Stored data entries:
* Start *

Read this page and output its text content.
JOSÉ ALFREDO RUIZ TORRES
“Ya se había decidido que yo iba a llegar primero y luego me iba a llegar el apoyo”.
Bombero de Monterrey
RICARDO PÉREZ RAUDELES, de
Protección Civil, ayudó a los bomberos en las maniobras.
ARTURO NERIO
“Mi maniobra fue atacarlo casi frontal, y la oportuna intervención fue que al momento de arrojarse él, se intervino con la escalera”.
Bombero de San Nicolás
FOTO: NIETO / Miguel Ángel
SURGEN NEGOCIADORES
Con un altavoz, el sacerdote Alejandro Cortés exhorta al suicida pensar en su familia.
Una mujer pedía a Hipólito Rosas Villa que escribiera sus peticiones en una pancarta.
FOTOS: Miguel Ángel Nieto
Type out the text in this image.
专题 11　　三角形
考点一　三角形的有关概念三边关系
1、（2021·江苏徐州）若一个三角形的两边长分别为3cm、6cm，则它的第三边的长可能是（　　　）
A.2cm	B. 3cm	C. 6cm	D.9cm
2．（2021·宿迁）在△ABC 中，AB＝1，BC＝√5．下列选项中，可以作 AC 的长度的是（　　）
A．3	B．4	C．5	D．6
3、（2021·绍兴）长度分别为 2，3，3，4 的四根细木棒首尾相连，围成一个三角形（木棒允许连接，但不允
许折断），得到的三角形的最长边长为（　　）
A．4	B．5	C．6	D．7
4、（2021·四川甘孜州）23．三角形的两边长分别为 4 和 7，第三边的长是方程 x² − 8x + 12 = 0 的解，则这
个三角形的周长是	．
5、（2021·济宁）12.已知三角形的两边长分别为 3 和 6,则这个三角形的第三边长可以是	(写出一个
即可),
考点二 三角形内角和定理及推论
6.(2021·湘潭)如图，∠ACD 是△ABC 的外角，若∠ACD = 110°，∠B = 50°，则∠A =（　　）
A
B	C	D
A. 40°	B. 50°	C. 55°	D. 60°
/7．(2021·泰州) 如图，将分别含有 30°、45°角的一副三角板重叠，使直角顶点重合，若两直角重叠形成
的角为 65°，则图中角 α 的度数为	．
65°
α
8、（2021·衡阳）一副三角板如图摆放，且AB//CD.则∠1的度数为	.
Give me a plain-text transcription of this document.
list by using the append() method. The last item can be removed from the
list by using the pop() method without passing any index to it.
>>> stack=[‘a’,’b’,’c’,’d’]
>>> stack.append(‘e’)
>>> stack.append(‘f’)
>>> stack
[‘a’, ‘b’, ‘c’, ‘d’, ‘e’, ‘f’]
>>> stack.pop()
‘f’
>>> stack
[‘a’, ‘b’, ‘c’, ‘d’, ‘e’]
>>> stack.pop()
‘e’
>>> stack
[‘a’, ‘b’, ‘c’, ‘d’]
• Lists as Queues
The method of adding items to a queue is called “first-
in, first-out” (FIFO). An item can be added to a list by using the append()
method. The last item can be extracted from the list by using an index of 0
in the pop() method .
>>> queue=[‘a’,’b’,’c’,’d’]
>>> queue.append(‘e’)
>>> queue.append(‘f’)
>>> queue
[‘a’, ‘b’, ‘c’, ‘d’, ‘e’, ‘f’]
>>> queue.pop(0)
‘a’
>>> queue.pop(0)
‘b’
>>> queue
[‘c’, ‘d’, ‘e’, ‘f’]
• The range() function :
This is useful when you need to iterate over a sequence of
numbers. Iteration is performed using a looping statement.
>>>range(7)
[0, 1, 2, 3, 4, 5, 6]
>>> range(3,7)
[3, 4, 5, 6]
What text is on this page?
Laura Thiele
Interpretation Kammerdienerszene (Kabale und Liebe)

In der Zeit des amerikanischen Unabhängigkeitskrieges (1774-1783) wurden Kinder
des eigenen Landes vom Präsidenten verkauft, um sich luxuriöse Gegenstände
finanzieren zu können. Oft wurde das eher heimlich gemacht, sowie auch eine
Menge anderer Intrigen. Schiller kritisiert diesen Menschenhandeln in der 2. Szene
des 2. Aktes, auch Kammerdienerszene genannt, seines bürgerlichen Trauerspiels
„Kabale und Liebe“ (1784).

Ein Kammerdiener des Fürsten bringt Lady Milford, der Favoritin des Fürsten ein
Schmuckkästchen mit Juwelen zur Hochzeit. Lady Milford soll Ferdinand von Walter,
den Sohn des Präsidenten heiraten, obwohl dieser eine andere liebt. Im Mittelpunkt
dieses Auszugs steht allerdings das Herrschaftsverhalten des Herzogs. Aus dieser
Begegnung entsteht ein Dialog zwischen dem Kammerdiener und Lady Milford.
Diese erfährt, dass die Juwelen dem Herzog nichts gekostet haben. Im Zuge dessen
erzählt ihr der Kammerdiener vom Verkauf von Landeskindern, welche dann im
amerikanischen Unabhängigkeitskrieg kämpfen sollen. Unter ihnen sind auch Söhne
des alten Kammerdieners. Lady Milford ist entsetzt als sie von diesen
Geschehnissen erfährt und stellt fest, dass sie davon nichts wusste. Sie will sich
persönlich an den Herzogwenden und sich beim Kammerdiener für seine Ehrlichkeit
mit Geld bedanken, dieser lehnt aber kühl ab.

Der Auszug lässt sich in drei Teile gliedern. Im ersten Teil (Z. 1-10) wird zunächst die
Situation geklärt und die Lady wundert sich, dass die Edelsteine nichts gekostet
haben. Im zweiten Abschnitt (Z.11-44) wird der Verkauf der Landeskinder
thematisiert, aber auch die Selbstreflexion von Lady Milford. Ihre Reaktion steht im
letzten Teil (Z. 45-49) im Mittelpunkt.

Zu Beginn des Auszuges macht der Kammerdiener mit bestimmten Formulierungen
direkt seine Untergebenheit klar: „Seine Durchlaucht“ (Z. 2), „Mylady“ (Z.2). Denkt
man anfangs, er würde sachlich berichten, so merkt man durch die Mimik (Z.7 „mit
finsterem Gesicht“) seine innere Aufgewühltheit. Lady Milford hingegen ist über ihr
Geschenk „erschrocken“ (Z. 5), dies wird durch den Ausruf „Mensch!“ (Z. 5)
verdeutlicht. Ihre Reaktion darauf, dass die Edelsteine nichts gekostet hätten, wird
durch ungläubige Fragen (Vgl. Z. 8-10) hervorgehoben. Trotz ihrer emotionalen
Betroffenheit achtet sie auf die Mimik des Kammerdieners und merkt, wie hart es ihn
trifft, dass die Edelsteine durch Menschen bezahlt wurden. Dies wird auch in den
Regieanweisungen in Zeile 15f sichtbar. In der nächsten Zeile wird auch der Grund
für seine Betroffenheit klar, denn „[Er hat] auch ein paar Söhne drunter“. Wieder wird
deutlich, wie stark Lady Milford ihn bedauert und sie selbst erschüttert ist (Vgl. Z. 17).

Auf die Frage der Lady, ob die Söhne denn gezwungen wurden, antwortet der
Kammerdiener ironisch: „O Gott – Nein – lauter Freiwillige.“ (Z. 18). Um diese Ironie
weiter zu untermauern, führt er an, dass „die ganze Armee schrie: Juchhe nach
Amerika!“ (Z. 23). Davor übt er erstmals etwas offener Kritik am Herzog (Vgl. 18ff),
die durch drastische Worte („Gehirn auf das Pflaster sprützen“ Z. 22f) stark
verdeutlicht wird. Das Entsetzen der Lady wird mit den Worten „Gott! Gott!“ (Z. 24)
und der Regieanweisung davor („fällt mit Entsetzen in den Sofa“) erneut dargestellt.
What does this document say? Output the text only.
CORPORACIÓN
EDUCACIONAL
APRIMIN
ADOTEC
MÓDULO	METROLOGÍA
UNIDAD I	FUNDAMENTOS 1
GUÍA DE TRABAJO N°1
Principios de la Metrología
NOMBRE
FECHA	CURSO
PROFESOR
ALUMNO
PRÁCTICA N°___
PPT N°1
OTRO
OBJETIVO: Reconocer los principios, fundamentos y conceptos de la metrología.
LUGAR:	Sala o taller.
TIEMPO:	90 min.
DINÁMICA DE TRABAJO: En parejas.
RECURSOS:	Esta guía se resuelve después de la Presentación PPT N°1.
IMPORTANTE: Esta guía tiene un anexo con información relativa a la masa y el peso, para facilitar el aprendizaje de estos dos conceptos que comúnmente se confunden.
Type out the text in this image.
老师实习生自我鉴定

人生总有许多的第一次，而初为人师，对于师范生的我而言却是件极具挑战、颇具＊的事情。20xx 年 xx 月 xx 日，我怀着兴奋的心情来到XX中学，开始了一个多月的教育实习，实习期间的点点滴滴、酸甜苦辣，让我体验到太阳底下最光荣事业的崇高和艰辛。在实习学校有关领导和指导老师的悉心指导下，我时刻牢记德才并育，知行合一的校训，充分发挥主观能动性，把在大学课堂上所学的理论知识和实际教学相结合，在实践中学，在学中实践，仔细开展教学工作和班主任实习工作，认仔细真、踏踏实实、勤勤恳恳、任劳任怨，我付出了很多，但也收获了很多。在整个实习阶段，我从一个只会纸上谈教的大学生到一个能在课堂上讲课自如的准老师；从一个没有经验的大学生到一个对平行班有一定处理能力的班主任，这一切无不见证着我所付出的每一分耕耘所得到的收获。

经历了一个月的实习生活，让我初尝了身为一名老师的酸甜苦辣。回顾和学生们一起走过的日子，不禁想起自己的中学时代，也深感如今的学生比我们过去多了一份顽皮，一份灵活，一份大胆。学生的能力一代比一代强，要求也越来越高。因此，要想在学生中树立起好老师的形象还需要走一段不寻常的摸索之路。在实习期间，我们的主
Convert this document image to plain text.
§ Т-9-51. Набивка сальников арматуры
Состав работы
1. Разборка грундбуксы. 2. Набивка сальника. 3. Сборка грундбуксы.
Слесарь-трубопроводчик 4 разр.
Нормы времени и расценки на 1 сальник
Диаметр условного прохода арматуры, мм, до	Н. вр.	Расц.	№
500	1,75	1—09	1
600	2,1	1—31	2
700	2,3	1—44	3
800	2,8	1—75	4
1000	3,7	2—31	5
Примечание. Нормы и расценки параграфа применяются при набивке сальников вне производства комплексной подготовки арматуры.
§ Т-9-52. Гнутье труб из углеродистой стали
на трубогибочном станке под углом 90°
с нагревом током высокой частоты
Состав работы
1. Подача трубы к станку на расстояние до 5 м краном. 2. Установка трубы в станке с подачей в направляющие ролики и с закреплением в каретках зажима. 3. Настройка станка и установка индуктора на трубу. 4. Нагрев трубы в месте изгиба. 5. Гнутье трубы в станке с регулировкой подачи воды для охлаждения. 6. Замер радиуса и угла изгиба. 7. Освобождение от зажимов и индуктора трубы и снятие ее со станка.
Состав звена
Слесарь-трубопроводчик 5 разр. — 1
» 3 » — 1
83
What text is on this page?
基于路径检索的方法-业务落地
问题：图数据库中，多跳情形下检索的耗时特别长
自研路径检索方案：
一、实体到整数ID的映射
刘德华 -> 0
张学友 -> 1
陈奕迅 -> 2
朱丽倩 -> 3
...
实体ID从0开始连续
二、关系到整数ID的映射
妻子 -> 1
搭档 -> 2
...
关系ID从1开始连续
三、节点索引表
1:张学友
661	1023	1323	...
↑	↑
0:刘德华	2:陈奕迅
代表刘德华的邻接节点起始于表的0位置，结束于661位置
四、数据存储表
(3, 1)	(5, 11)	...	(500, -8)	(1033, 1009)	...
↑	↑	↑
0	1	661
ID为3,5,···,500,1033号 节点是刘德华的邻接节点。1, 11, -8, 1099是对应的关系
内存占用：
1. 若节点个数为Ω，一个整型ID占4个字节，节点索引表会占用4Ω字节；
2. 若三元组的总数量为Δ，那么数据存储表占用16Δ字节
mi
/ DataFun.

* End *

**EXERCISE AIM**
Collect the complete line wherever the string "Söhne" appears in the records.

**RESPONSE TO THIS TASK**
amerikanischen Unabhängigkeitskrieg kämpfen sollen. Unter ihnen sind auch Söhne
für seine Betroffenheit klar, denn „[Er hat] auch ein paar Söhne drunter“. Wieder wird
Auf die Frage der Lady, ob die Söhne denn gezwungen wurden, antwortet der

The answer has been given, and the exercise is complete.